--- start of SUPPLIED PASSAGE ---
The floor, for both the opener Shhnow, and headliner Stizz, is medium. At best 30% full, and it reluctantly dawns on me that perhaps, at least sometimes, the editors I’m pitching to are smarter than I am and see things I either can’t see or refuse to acknowledge. Like most of the rap shows I’ve ever been to in Brooklyn, the crowd is predominantly male, nodding in unison, tirelessly keeping arms waving in the air, synced to every lyric both Shhnow and Stizz deliver.
With the possible exception of the many New York v. Boston sporting events I’ve attended in my life, I’ve never been in a space packed with more dudes in C’s button downs, Sox bullpen jackets, and Pats jerseys. It’s a crowd with intention. They know what they’re here for. They’re an easy bunch to make sport of, but something that can’t be criticized was their very real and tangible love. I would guess at least a handful of those grungy Boston rap dudes, those walking marks, would tell you that Friday was the best night of their young lives, and really mean it.
For certain artists, particularly these artists in Bushwick on this night, a degree of obscurity can work as a filter, cheese cloth lining a fine mesh sieve. It reaps wheat from chaff, removes the impurities: the casuals, the rubberneckers gawking at a spectacle with no emotional attachment, the “haters”, leaving only people who are there, not because they want to be, but because they have to be.
The idea of the cultural monolith is dead in our increasingly atomized and polarized country, but as I watched the show and its fervent revelers, I wondered, what if the margins of culture have become a more comfortable and enjoyable plane of existence? It’s antithetical to a modern reading of American fame and capitalism, but I thought about our lunch hours earlier, then watched each artist on stage, being showered by unqualified love and adoration by their collective fanbase in a show that won’t be covered breathlessly by every major culture outlet in the city, trying out a number of sensationlized idiotic takes. I couldn’t help but feel that in fact, to be stage left, just apart from rap and culture’s central dialogue, is the true desirable position we’re all missing.
--- end of SUPPLIED PASSAGE ---
--- start of STORED DATA ---
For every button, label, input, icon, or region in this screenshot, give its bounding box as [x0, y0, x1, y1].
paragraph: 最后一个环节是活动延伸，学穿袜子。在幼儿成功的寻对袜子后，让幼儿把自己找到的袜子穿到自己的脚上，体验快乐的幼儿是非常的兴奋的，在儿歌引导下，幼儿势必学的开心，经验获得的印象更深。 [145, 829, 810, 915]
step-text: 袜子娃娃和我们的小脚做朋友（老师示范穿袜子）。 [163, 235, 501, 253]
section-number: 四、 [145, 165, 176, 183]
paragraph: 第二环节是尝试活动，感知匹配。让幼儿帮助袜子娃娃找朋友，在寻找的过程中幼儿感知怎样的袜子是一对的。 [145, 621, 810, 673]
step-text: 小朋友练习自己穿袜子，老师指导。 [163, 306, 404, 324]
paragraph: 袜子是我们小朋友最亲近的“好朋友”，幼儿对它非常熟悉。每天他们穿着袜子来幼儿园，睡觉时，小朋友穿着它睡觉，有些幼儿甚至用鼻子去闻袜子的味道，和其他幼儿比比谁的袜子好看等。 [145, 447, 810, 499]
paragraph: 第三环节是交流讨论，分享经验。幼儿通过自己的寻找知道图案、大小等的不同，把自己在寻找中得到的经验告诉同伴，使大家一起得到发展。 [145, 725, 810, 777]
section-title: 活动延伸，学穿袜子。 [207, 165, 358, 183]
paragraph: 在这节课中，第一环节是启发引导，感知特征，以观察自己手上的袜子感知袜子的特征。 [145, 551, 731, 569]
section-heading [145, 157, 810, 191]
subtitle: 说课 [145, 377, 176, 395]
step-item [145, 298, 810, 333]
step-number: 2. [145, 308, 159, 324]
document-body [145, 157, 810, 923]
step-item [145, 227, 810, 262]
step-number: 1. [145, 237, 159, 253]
--- end of STORED DATA ---
PROBLEM REQUIREMENTS: Retype the section of the Brooklyn rap show essay starting at "The idea of" and ending at "we’re all missing.".

SOLUTION TO THIS PROBLEM:
The idea of the cultural monolith is dead in our increasingly atomized and polarized country, but as I watched the show and its fervent revelers, I wondered, what if the margins of culture have become a more comfortable and enjoyable plane of existence? It’s antithetical to a modern reading of American fame and capitalism, but I thought about our lunch hours earlier, then watched each artist on stage, being showered by unqualified love and adoration by their collective fanbase in a show that won’t be covered breathlessly by every major culture outlet in the city, trying out a number of sensationlized idiotic takes. I couldn’t help but feel that in fact, to be stage left, just apart from rap and culture’s central dialogue, is the true desirable position we’re all missing.